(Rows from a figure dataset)

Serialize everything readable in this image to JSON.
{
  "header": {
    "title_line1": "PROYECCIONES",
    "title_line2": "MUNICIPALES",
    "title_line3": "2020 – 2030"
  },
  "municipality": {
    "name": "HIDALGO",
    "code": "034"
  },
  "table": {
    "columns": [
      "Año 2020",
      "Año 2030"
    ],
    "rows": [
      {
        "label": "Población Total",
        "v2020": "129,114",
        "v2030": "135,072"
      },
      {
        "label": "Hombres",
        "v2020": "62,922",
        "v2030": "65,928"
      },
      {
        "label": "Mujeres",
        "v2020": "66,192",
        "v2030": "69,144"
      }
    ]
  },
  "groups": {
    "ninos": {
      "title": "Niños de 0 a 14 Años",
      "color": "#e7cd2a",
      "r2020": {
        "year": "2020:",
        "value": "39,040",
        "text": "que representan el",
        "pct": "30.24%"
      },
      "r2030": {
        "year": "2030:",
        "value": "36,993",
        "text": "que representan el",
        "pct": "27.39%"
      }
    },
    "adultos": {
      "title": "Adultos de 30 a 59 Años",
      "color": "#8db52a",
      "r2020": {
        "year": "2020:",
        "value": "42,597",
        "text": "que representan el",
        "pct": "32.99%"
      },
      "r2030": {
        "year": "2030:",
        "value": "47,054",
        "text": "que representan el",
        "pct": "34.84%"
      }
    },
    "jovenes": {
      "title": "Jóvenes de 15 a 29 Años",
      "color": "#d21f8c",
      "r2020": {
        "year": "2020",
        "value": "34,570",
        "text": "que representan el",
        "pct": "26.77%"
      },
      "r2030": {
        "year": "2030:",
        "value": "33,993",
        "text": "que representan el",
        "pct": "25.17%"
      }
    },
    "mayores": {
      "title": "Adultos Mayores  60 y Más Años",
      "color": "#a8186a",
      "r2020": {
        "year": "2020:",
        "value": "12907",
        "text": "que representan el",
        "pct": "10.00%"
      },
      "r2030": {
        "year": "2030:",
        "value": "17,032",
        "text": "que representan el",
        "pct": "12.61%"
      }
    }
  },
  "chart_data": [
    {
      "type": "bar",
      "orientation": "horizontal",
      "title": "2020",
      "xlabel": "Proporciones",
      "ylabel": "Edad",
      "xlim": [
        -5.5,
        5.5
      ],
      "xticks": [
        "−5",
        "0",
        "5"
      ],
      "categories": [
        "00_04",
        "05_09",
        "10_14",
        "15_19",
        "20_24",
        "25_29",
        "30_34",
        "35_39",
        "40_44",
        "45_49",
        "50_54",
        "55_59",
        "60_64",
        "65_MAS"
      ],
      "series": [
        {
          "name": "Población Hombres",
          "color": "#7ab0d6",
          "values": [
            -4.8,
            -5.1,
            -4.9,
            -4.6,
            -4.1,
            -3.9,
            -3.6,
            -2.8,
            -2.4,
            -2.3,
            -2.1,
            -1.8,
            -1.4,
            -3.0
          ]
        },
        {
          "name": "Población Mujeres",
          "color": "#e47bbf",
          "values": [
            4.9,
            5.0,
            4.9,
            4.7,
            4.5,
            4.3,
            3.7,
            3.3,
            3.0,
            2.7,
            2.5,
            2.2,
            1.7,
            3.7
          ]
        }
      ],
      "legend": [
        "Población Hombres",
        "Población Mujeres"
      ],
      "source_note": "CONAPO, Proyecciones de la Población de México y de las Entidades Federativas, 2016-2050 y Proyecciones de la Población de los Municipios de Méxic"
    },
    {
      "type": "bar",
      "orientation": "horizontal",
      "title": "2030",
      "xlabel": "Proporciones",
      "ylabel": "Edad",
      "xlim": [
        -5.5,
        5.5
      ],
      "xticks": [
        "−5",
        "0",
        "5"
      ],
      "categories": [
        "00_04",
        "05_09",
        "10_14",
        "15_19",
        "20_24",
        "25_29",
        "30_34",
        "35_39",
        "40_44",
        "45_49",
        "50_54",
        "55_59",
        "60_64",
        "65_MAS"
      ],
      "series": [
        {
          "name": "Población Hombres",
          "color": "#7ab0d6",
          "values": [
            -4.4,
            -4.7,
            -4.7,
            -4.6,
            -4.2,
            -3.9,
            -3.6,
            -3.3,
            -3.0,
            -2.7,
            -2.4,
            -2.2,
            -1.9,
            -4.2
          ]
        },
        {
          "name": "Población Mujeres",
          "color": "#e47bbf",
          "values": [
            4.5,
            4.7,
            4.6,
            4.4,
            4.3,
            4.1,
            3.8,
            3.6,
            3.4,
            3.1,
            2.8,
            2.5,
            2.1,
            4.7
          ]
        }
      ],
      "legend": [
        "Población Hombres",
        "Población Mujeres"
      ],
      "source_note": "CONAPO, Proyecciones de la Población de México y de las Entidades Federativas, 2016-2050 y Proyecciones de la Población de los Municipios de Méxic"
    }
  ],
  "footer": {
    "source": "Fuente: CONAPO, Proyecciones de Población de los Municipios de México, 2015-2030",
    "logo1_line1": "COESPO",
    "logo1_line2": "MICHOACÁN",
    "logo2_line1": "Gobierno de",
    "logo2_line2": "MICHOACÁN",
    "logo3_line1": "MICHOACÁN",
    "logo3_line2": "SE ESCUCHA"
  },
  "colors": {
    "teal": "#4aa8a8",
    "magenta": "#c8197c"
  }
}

- _PROMPT_: Give back all the records exactly as they stand.

- _SOLUTION FOR THIS TASK_:
Serialize everything readable in this image to JSON.
{
  "header": {
    "title_line1": "PROYECCIONES",
    "title_line2": "MUNICIPALES",
    "title_line3": "2020 – 2030"
  },
  "municipality": {
    "name": "HIDALGO",
    "code": "034"
  },
  "table": {
    "columns": [
      "Año 2020",
      "Año 2030"
    ],
    "rows": [
      {
        "label": "Población Total",
        "v2020": "129,114",
        "v2030": "135,072"
      },
      {
        "label": "Hombres",
        "v2020": "62,922",
        "v2030": "65,928"
      },
      {
        "label": "Mujeres",
        "v2020": "66,192",
        "v2030": "69,144"
      }
    ]
  },
  "groups": {
    "ninos": {
      "title": "Niños de 0 a 14 Años",
      "color": "#e7cd2a",
      "r2020": {
        "year": "2020:",
        "value": "39,040",
        "text": "que representan el",
        "pct": "30.24%"
      },
      "r2030": {
        "year": "2030:",
        "value": "36,993",
        "text": "que representan el",
        "pct": "27.39%"
      }
    },
    "adultos": {
      "title": "Adultos de 30 a 59 Años",
      "color": "#8db52a",
      "r2020": {
        "year": "2020:",
        "value": "42,597",
        "text": "que representan el",
        "pct": "32.99%"
      },
      "r2030": {
        "year": "2030:",
        "value": "47,054",
        "text": "que representan el",
        "pct": "34.84%"
      }
    },
    "jovenes": {
      "title": "Jóvenes de 15 a 29 Años",
      "color": "#d21f8c",
      "r2020": {
        "year": "2020",
        "value": "34,570",
        "text": "que representan el",
        "pct": "26.77%"
      },
      "r2030": {
        "year": "2030:",
        "value": "33,993",
        "text": "que representan el",
        "pct": "25.17%"
      }
    },
    "mayores": {
      "title": "Adultos Mayores  60 y Más Años",
      "color": "#a8186a",
      "r2020": {
        "year": "2020:",
        "value": "12907",
        "text": "que representan el",
        "pct": "10.00%"
      },
      "r2030": {
        "year": "2030:",
        "value": "17,032",
        "text": "que representan el",
        "pct": "12.61%"
      }
    }
  },
  "chart_data": [
    {
      "type": "bar",
      "orientation": "horizontal",
      "title": "2020",
      "xlabel": "Proporciones",
      "ylabel": "Edad",
      "xlim": [
        -5.5,
        5.5
      ],
      "xticks": [
        "−5",
        "0",
        "5"
      ],
      "categories": [
        "00_04",
        "05_09",
        "10_14",
        "15_19",
        "20_24",
        "25_29",
        "30_34",
        "35_39",
        "40_44",
        "45_49",
        "50_54",
        "55_59",
        "60_64",
        "65_MAS"
      ],
      "series": [
        {
          "name": "Población Hombres",
          "color": "#7ab0d6",
          "values": [
            -4.8,
            -5.1,
            -4.9,
            -4.6,
            -4.1,
            -3.9,
            -3.6,
            -2.8,
            -2.4,
            -2.3,
            -2.1,
            -1.8,
            -1.4,
            -3.0
          ]
        },
        {
          "name": "Población Mujeres",
          "color": "#e47bbf",
          "values": [
            4.9,
            5.0,
            4.9,
            4.7,
            4.5,
            4.3,
            3.7,
            3.3,
            3.0,
            2.7,
            2.5,
            2.2,
            1.7,
            3.7
          ]
        }
      ],
      "legend": [
        "Población Hombres",
        "Población Mujeres"
      ],
      "source_note": "CONAPO, Proyecciones de la Población de México y de las Entidades Federativas, 2016-2050 y Proyecciones de la Población de los Municipios de Méxic"
    },
    {
      "type": "bar",
      "orientation": "horizontal",
      "title": "2030",
      "xlabel": "Proporciones",
      "ylabel": "Edad",
      "xlim": [
        -5.5,
        5.5
      ],
      "xticks": [
        "−5",
        "0",
        "5"
      ],
      "categories": [
        "00_04",
        "05_09",
        "10_14",
        "15_19",
        "20_24",
        "25_29",
        "30_34",
        "35_39",
        "40_44",
        "45_49",
        "50_54",
        "55_59",
        "60_64",
        "65_MAS"
      ],
      "series": [
        {
          "name": "Población Hombres",
          "color": "#7ab0d6",
          "values": [
            -4.4,
            -4.7,
            -4.7,
            -4.6,
            -4.2,
            -3.9,
            -3.6,
            -3.3,
            -3.0,
            -2.7,
            -2.4,
            -2.2,
            -1.9,
            -4.2
          ]
        },
        {
          "name": "Población Mujeres",
          "color": "#e47bbf",
          "values": [
            4.5,
            4.7,
            4.6,
            4.4,
            4.3,
            4.1,
            3.8,
            3.6,
            3.4,
            3.1,
            2.8,
            2.5,
            2.1,
            4.7
          ]
        }
      ],
      "legend": [
        "Población Hombres",
        "Población Mujeres"
      ],
      "source_note": "CONAPO, Proyecciones de la Población de México y de las Entidades Federativas, 2016-2050 y Proyecciones de la Población de los Municipios de Méxic"
    }
  ],
  "footer": {
    "source": "Fuente: CONAPO, Proyecciones de Población de los Municipios de México, 2015-2030",
    "logo1_line1": "COESPO",
    "logo1_line2": "MICHOACÁN",
    "logo2_line1": "Gobierno de",
    "logo2_line2": "MICHOACÁN",
    "logo3_line1": "MICHOACÁN",
    "logo3_line2": "SE ESCUCHA"
  },
  "colors": {
    "teal": "#4aa8a8",
    "magenta": "#c8197c"
  }
}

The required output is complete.